WHAT IS NEEDED
Please restate the following records word for word.

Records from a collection
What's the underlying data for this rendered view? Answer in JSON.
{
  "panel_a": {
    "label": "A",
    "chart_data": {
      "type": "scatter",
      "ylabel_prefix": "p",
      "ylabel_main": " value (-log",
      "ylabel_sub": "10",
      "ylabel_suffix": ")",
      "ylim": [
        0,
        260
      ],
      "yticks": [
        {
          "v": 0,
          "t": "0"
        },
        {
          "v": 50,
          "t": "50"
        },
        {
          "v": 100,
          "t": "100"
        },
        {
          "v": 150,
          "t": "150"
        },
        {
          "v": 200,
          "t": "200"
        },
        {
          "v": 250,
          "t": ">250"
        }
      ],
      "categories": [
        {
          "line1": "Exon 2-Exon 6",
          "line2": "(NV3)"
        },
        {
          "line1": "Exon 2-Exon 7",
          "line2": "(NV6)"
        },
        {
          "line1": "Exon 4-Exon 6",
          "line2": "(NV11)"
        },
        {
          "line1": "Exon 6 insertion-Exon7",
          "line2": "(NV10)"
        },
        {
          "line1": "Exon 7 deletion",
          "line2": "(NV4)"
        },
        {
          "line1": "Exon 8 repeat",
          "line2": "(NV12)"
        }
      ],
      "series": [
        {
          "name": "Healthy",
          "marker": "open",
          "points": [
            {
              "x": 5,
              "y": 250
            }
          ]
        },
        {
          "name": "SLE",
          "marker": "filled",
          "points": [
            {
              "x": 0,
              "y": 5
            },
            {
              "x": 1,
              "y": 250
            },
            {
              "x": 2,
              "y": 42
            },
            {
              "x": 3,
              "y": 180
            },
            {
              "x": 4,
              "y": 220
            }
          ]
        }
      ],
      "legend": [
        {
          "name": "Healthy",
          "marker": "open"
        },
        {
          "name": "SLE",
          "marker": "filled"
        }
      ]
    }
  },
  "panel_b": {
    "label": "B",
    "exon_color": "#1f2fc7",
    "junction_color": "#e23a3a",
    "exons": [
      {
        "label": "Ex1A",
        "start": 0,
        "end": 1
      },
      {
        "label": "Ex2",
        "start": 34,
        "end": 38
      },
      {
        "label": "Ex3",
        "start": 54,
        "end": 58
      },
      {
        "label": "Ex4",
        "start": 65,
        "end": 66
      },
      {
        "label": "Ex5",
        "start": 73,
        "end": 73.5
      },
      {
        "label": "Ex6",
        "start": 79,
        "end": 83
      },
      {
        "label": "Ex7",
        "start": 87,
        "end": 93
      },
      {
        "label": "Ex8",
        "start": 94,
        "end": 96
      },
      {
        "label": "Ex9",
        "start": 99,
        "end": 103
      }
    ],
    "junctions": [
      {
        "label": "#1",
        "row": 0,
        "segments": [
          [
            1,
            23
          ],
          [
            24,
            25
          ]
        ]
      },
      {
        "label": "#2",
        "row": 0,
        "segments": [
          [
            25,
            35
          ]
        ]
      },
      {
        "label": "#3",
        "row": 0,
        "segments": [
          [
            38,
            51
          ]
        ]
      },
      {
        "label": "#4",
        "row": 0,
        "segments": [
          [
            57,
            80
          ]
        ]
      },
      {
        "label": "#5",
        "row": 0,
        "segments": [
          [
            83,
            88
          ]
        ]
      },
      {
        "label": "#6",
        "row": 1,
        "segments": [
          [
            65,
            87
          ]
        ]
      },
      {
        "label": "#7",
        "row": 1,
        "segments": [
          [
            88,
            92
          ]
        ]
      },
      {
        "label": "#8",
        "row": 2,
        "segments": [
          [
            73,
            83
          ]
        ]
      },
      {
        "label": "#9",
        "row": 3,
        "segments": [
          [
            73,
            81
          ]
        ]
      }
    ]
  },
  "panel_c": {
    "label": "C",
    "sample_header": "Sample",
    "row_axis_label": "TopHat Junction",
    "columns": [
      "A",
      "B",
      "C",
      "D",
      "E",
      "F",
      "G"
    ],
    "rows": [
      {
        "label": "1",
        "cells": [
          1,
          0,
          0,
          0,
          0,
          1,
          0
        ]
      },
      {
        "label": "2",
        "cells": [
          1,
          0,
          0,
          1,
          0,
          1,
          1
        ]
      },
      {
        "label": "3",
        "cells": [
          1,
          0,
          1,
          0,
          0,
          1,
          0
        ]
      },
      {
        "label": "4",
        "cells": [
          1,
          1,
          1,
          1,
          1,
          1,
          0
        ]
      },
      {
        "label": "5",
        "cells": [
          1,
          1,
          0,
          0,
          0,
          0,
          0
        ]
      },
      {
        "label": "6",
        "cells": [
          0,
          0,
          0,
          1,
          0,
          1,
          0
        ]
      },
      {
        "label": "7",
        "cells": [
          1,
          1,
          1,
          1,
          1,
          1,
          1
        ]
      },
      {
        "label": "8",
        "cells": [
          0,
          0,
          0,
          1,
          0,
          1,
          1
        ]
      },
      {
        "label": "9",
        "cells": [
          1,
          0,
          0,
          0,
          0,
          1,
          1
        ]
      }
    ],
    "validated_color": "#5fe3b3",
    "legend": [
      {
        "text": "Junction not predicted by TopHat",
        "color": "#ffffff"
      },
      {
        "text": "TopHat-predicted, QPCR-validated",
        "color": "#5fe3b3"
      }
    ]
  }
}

RESULT OF THE EXERCISE
What's the underlying data for this rendered view? Answer in JSON.
{
  "panel_a": {
    "label": "A",
    "chart_data": {
      "type": "scatter",
      "ylabel_prefix": "p",
      "ylabel_main": " value (-log",
      "ylabel_sub": "10",
      "ylabel_suffix": ")",
      "ylim": [
        0,
        260
      ],
      "yticks": [
        {
          "v": 0,
          "t": "0"
        },
        {
          "v": 50,
          "t": "50"
        },
        {
          "v": 100,
          "t": "100"
        },
        {
          "v": 150,
          "t": "150"
        },
        {
          "v": 200,
          "t": "200"
        },
        {
          "v": 250,
          "t": ">250"
        }
      ],
      "categories": [
        {
          "line1": "Exon 2-Exon 6",
          "line2": "(NV3)"
        },
        {
          "line1": "Exon 2-Exon 7",
          "line2": "(NV6)"
        },
        {
          "line1": "Exon 4-Exon 6",
          "line2": "(NV11)"
        },
        {
          "line1": "Exon 6 insertion-Exon7",
          "line2": "(NV10)"
        },
        {
          "line1": "Exon 7 deletion",
          "line2": "(NV4)"
        },
        {
          "line1": "Exon 8 repeat",
          "line2": "(NV12)"
        }
      ],
      "series": [
        {
          "name": "Healthy",
          "marker": "open",
          "points": [
            {
              "x": 5,
              "y": 250
            }
          ]
        },
        {
          "name": "SLE",
          "marker": "filled",
          "points": [
            {
              "x": 0,
              "y": 5
            },
            {
              "x": 1,
              "y": 250
            },
            {
              "x": 2,
              "y": 42
            },
            {
              "x": 3,
              "y": 180
            },
            {
              "x": 4,
              "y": 220
            }
          ]
        }
      ],
      "legend": [
        {
          "name": "Healthy",
          "marker": "open"
        },
        {
          "name": "SLE",
          "marker": "filled"
        }
      ]
    }
  },
  "panel_b": {
    "label": "B",
    "exon_color": "#1f2fc7",
    "junction_color": "#e23a3a",
    "exons": [
      {
        "label": "Ex1A",
        "start": 0,
        "end": 1
      },
      {
        "label": "Ex2",
        "start": 34,
        "end": 38
      },
      {
        "label": "Ex3",
        "start": 54,
        "end": 58
      },
      {
        "label": "Ex4",
        "start": 65,
        "end": 66
      },
      {
        "label": "Ex5",
        "start": 73,
        "end": 73.5
      },
      {
        "label": "Ex6",
        "start": 79,
        "end": 83
      },
      {
        "label": "Ex7",
        "start": 87,
        "end": 93
      },
      {
        "label": "Ex8",
        "start": 94,
        "end": 96
      },
      {
        "label": "Ex9",
        "start": 99,
        "end": 103
      }
    ],
    "junctions": [
      {
        "label": "#1",
        "row": 0,
        "segments": [
          [
            1,
            23
          ],
          [
            24,
            25
          ]
        ]
      },
      {
        "label": "#2",
        "row": 0,
        "segments": [
          [
            25,
            35
          ]
        ]
      },
      {
        "label": "#3",
        "row": 0,
        "segments": [
          [
            38,
            51
          ]
        ]
      },
      {
        "label": "#4",
        "row": 0,
        "segments": [
          [
            57,
            80
          ]
        ]
      },
      {
        "label": "#5",
        "row": 0,
        "segments": [
          [
            83,
            88
          ]
        ]
      },
      {
        "label": "#6",
        "row": 1,
        "segments": [
          [
            65,
            87
          ]
        ]
      },
      {
        "label": "#7",
        "row": 1,
        "segments": [
          [
            88,
            92
          ]
        ]
      },
      {
        "label": "#8",
        "row": 2,
        "segments": [
          [
            73,
            83
          ]
        ]
      },
      {
        "label": "#9",
        "row": 3,
        "segments": [
          [
            73,
            81
          ]
        ]
      }
    ]
  },
  "panel_c": {
    "label": "C",
    "sample_header": "Sample",
    "row_axis_label": "TopHat Junction",
    "columns": [
      "A",
      "B",
      "C",
      "D",
      "E",
      "F",
      "G"
    ],
    "rows": [
      {
        "label": "1",
        "cells": [
          1,
          0,
          0,
          0,
          0,
          1,
          0
        ]
      },
      {
        "label": "2",
        "cells": [
          1,
          0,
          0,
          1,
          0,
          1,
          1
        ]
      },
      {
        "label": "3",
        "cells": [
          1,
          0,
          1,
          0,
          0,
          1,
          0
        ]
      },
      {
        "label": "4",
        "cells": [
          1,
          1,
          1,
          1,
          1,
          1,
          0
        ]
      },
      {
        "label": "5",
        "cells": [
          1,
          1,
          0,
          0,
          0,
          0,
          0
        ]
      },
      {
        "label": "6",
        "cells": [
          0,
          0,
          0,
          1,
          0,
          1,
          0
        ]
      },
      {
        "label": "7",
        "cells": [
          1,
          1,
          1,
          1,
          1,
          1,
          1
        ]
      },
      {
        "label": "8",
        "cells": [
          0,
          0,
          0,
          1,
          0,
          1,
          1
        ]
      },
      {
        "label": "9",
        "cells": [
          1,
          0,
          0,
          0,
          0,
          1,
          1
        ]
      }
    ],
    "validated_color": "#5fe3b3",
    "legend": [
      {
        "text": "Junction not predicted by TopHat",
        "color": "#ffffff"
      },
      {
        "text": "TopHat-predicted, QPCR-validated",
        "color": "#5fe3b3"
      }
    ]
  }
}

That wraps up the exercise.